In the records below, find each line containing the word "JSON" and copy it.

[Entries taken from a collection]

::::::::

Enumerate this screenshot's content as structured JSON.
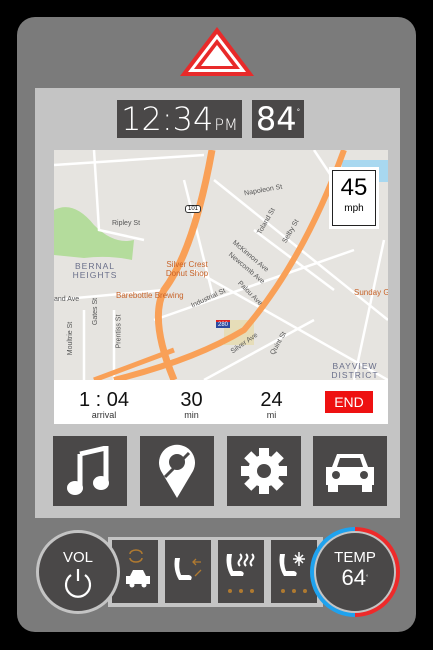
{
  "header": {
    "time": "12:34",
    "ampm": "PM",
    "outside_temp": "84",
    "degree": "°"
  },
  "map": {
    "speed_limit": "45",
    "speed_unit": "mph",
    "labels": {
      "napoleon": "Napoleon St",
      "toland": "Toland St",
      "selby": "Selby St",
      "mckinnon": "McKinnon Ave",
      "newcomb": "Newcomb Ave",
      "palou": "Palou Ave",
      "ripley": "Ripley St",
      "industrial": "Industrial St",
      "silver": "Silver Ave",
      "quint": "Quint St",
      "gates": "Gates St",
      "prentiss": "Prentiss St",
      "moultrie": "Moultrie St",
      "cortland": "and Ave",
      "bernal": "BERNAL HEIGHTS",
      "bayview": "BAYVIEW DISTRICT",
      "silvercrest": "Silver Crest Donut Shop",
      "barebottle": "Barebottle Brewing",
      "sunday": "Sunday Ga",
      "hwy101": "101",
      "i280": "280"
    }
  },
  "trip": {
    "arrival": "1 : 04",
    "arrival_label": "arrival",
    "duration": "30",
    "duration_label": "min",
    "distance": "24",
    "distance_label": "mi",
    "end_label": "END"
  },
  "apps": [
    "music",
    "navigation",
    "settings",
    "vehicle"
  ],
  "controls": {
    "vol_label": "VOL",
    "temp_label": "TEMP",
    "temp_value": "64",
    "degree": "°"
  },
  "colors": {
    "hazard": "#e82a2a",
    "end": "#ee1111",
    "temp_cold": "#1fa2ee",
    "temp_hot": "#ee2a2a",
    "route": "#f9a057",
    "seat_dots": "#b07a30"
  }
}
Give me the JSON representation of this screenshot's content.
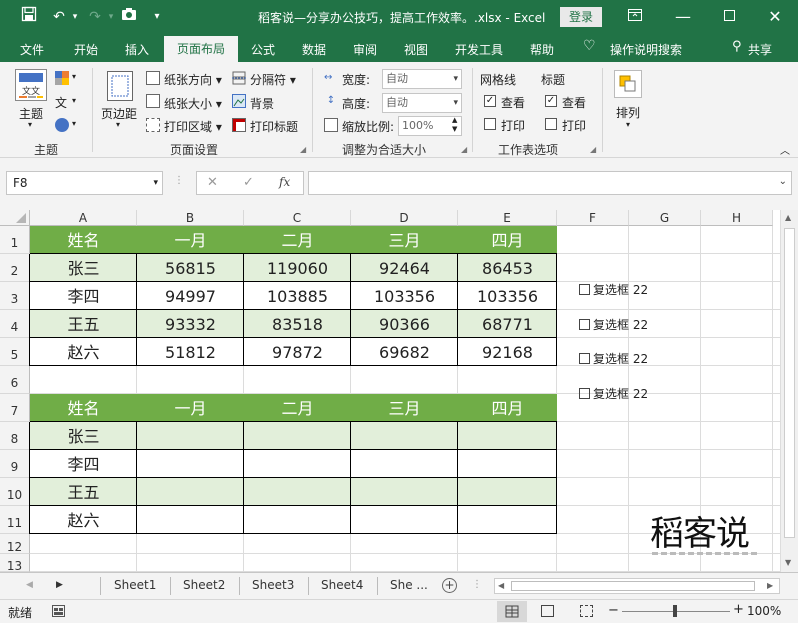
{
  "title_bar": {
    "doc_title": "稻客说—分享办公技巧，提高工作效率。.xlsx - Excel",
    "login": "登录"
  },
  "tabs": [
    "文件",
    "开始",
    "插入",
    "页面布局",
    "公式",
    "数据",
    "审阅",
    "视图",
    "开发工具",
    "帮助"
  ],
  "tell_me": "操作说明搜索",
  "share": "共享",
  "ribbon": {
    "theme": {
      "label": "主题",
      "group": "主题"
    },
    "page_setup": {
      "margins": "页边距",
      "orientation": "纸张方向",
      "size": "纸张大小",
      "print_area": "打印区域",
      "breaks": "分隔符",
      "background": "背景",
      "print_titles": "打印标题",
      "group": "页面设置"
    },
    "scale": {
      "width_label": "宽度:",
      "width_value": "自动",
      "height_label": "高度:",
      "height_value": "自动",
      "scale_label": "缩放比例:",
      "scale_value": "100%",
      "group": "调整为合适大小"
    },
    "sheet_options": {
      "gridlines": "网格线",
      "headings": "标题",
      "view1": "查看",
      "print1": "打印",
      "view2": "查看",
      "print2": "打印",
      "group": "工作表选项"
    },
    "arrange": {
      "label": "排列"
    }
  },
  "name_box": "F8",
  "columns": [
    "A",
    "B",
    "C",
    "D",
    "E",
    "F",
    "G",
    "H"
  ],
  "rows": [
    "1",
    "2",
    "3",
    "4",
    "5",
    "6",
    "7",
    "8",
    "9",
    "10",
    "11",
    "12",
    "13"
  ],
  "table1": {
    "header": [
      "姓名",
      "一月",
      "二月",
      "三月",
      "四月"
    ],
    "rows": [
      [
        "张三",
        "56815",
        "119060",
        "92464",
        "86453"
      ],
      [
        "李四",
        "94997",
        "103885",
        "103356",
        "103356"
      ],
      [
        "王五",
        "93332",
        "83518",
        "90366",
        "68771"
      ],
      [
        "赵六",
        "51812",
        "97872",
        "69682",
        "92168"
      ]
    ]
  },
  "table2": {
    "header": [
      "姓名",
      "一月",
      "二月",
      "三月",
      "四月"
    ],
    "names": [
      "张三",
      "李四",
      "王五",
      "赵六"
    ]
  },
  "checkboxes": [
    "复选框 22",
    "复选框 22",
    "复选框 22",
    "复选框 22"
  ],
  "logo_text": "稻客说",
  "sheets": [
    "Sheet1",
    "Sheet2",
    "Sheet3",
    "Sheet4",
    "She ..."
  ],
  "status": {
    "ready": "就绪",
    "zoom": "100%"
  },
  "colors": {
    "excel_green": "#217346",
    "header_green": "#70ad47",
    "row_light_green": "#e2efda"
  }
}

::::::::

▶ **Finished task**
Enumerate this screenshot's content as structured JSON.
Give me the JSON representation of this screenshot's content.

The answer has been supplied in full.